→ **What this task involves**:
Exactly repeat the full listing that follows.

→ **Provided material**:
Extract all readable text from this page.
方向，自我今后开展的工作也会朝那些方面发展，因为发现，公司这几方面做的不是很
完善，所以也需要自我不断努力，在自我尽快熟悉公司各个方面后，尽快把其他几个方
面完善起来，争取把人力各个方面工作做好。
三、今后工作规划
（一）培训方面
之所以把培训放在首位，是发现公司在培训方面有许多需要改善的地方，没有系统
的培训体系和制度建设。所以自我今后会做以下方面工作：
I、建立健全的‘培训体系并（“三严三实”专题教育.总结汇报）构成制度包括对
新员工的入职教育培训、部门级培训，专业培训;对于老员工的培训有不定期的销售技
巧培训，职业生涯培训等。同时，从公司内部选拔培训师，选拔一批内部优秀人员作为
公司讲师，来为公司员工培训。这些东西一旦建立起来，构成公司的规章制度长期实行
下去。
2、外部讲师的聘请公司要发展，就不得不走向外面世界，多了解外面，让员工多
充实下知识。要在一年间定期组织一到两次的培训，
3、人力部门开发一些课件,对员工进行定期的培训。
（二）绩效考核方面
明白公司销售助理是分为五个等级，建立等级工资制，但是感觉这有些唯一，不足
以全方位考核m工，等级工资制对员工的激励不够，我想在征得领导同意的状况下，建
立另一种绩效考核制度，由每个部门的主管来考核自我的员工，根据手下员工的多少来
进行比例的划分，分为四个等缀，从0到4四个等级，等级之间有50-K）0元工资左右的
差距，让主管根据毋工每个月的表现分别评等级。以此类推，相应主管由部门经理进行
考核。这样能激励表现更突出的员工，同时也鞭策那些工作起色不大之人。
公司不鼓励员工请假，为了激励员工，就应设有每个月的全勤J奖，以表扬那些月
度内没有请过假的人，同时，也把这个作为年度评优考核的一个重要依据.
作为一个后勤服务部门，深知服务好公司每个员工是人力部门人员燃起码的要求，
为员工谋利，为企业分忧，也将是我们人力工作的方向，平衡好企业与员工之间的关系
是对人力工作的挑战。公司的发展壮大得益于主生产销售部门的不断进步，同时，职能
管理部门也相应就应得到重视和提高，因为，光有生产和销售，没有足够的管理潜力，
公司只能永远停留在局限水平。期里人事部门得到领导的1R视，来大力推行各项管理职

→ **Result for this task**:
Extract all readable text from this page.
方向，自我今后开展的工作也会朝那些方面发展，因为发现，公司这几方面做的不是很
完善，所以也需要自我不断努力，在自我尽快熟悉公司各个方面后，尽快把其他几个方
面完善起来，争取把人力各个方面工作做好。
三、今后工作规划
（一）培训方面
之所以把培训放在首位，是发现公司在培训方面有许多需要改善的地方，没有系统
的培训体系和制度建设。所以自我今后会做以下方面工作：
I、建立健全的‘培训体系并（“三严三实”专题教育.总结汇报）构成制度包括对
新员工的入职教育培训、部门级培训，专业培训;对于老员工的培训有不定期的销售技
巧培训，职业生涯培训等。同时，从公司内部选拔培训师，选拔一批内部优秀人员作为
公司讲师，来为公司员工培训。这些东西一旦建立起来，构成公司的规章制度长期实行
下去。
2、外部讲师的聘请公司要发展，就不得不走向外面世界，多了解外面，让员工多
充实下知识。要在一年间定期组织一到两次的培训，
3、人力部门开发一些课件,对员工进行定期的培训。
（二）绩效考核方面
明白公司销售助理是分为五个等级，建立等级工资制，但是感觉这有些唯一，不足
以全方位考核m工，等级工资制对员工的激励不够，我想在征得领导同意的状况下，建
立另一种绩效考核制度，由每个部门的主管来考核自我的员工，根据手下员工的多少来
进行比例的划分，分为四个等缀，从0到4四个等级，等级之间有50-K）0元工资左右的
差距，让主管根据毋工每个月的表现分别评等级。以此类推，相应主管由部门经理进行
考核。这样能激励表现更突出的员工，同时也鞭策那些工作起色不大之人。
公司不鼓励员工请假，为了激励员工，就应设有每个月的全勤J奖，以表扬那些月
度内没有请过假的人，同时，也把这个作为年度评优考核的一个重要依据.
作为一个后勤服务部门，深知服务好公司每个员工是人力部门人员燃起码的要求，
为员工谋利，为企业分忧，也将是我们人力工作的方向，平衡好企业与员工之间的关系
是对人力工作的挑战。公司的发展壮大得益于主生产销售部门的不断进步，同时，职能
管理部门也相应就应得到重视和提高，因为，光有生产和销售，没有足够的管理潜力，
公司只能永远停留在局限水平。期里人事部门得到领导的1R视，来大力推行各项管理职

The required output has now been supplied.